• _Source data_
=====

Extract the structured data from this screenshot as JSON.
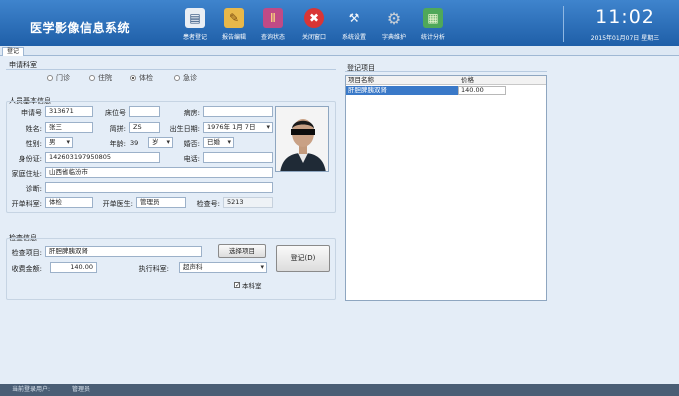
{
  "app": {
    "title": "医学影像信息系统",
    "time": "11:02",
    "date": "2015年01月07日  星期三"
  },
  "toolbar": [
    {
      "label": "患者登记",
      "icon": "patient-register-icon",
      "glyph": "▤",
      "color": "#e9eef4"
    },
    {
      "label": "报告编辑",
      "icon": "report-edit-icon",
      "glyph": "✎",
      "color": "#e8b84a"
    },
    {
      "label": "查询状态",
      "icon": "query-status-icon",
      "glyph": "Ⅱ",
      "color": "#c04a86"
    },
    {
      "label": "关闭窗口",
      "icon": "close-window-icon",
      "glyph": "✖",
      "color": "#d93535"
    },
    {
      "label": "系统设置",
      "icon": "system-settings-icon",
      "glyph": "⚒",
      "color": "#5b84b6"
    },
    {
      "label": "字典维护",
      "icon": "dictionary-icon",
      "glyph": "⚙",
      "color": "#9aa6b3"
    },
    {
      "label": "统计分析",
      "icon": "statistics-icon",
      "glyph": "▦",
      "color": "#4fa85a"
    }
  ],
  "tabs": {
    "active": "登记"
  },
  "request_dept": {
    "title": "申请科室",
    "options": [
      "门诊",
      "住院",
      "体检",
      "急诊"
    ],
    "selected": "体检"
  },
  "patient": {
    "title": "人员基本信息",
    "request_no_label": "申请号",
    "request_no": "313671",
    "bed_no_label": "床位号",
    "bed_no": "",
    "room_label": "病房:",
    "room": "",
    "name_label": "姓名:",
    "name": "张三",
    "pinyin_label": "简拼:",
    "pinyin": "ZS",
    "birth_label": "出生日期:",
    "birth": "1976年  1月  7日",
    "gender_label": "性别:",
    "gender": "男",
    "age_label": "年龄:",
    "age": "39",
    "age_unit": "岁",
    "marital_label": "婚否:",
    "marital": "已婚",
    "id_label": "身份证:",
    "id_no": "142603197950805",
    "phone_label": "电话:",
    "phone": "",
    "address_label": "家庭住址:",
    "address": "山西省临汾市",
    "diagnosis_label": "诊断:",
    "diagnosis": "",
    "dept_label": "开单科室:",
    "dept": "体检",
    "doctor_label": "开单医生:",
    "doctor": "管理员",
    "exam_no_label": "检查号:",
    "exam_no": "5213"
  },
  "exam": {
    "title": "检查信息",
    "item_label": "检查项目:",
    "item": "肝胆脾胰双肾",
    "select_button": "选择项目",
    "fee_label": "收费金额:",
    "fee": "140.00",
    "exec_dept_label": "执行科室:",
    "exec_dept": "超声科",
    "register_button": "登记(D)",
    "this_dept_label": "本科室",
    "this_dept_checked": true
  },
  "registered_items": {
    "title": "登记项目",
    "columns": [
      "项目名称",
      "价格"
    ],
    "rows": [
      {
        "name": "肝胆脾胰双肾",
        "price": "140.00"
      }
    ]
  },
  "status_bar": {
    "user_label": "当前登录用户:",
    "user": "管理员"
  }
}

=====

• _The exercise_
Return all of the data exactly as written, and drop the pictures.

• _Complete output_
Extract the structured data from this screenshot as JSON.
{
  "app": {
    "title": "医学影像信息系统",
    "time": "11:02",
    "date": "2015年01月07日  星期三"
  },
  "toolbar": [
    {
      "label": "患者登记",
      "icon": "patient-register-icon",
      "glyph": "▤",
      "color": "#e9eef4"
    },
    {
      "label": "报告编辑",
      "icon": "report-edit-icon",
      "glyph": "✎",
      "color": "#e8b84a"
    },
    {
      "label": "查询状态",
      "icon": "query-status-icon",
      "glyph": "Ⅱ",
      "color": "#c04a86"
    },
    {
      "label": "关闭窗口",
      "icon": "close-window-icon",
      "glyph": "✖",
      "color": "#d93535"
    },
    {
      "label": "系统设置",
      "icon": "system-settings-icon",
      "glyph": "⚒",
      "color": "#5b84b6"
    },
    {
      "label": "字典维护",
      "icon": "dictionary-icon",
      "glyph": "⚙",
      "color": "#9aa6b3"
    },
    {
      "label": "统计分析",
      "icon": "statistics-icon",
      "glyph": "▦",
      "color": "#4fa85a"
    }
  ],
  "tabs": {
    "active": "登记"
  },
  "request_dept": {
    "title": "申请科室",
    "options": [
      "门诊",
      "住院",
      "体检",
      "急诊"
    ],
    "selected": "体检"
  },
  "patient": {
    "title": "人员基本信息",
    "request_no_label": "申请号",
    "request_no": "313671",
    "bed_no_label": "床位号",
    "bed_no": "",
    "room_label": "病房:",
    "room": "",
    "name_label": "姓名:",
    "name": "张三",
    "pinyin_label": "简拼:",
    "pinyin": "ZS",
    "birth_label": "出生日期:",
    "birth": "1976年  1月  7日",
    "gender_label": "性别:",
    "gender": "男",
    "age_label": "年龄:",
    "age": "39",
    "age_unit": "岁",
    "marital_label": "婚否:",
    "marital": "已婚",
    "id_label": "身份证:",
    "id_no": "142603197950805",
    "phone_label": "电话:",
    "phone": "",
    "address_label": "家庭住址:",
    "address": "山西省临汾市",
    "diagnosis_label": "诊断:",
    "diagnosis": "",
    "dept_label": "开单科室:",
    "dept": "体检",
    "doctor_label": "开单医生:",
    "doctor": "管理员",
    "exam_no_label": "检查号:",
    "exam_no": "5213"
  },
  "exam": {
    "title": "检查信息",
    "item_label": "检查项目:",
    "item": "肝胆脾胰双肾",
    "select_button": "选择项目",
    "fee_label": "收费金额:",
    "fee": "140.00",
    "exec_dept_label": "执行科室:",
    "exec_dept": "超声科",
    "register_button": "登记(D)",
    "this_dept_label": "本科室",
    "this_dept_checked": true
  },
  "registered_items": {
    "title": "登记项目",
    "columns": [
      "项目名称",
      "价格"
    ],
    "rows": [
      {
        "name": "肝胆脾胰双肾",
        "price": "140.00"
      }
    ]
  },
  "status_bar": {
    "user_label": "当前登录用户:",
    "user": "管理员"
  }
}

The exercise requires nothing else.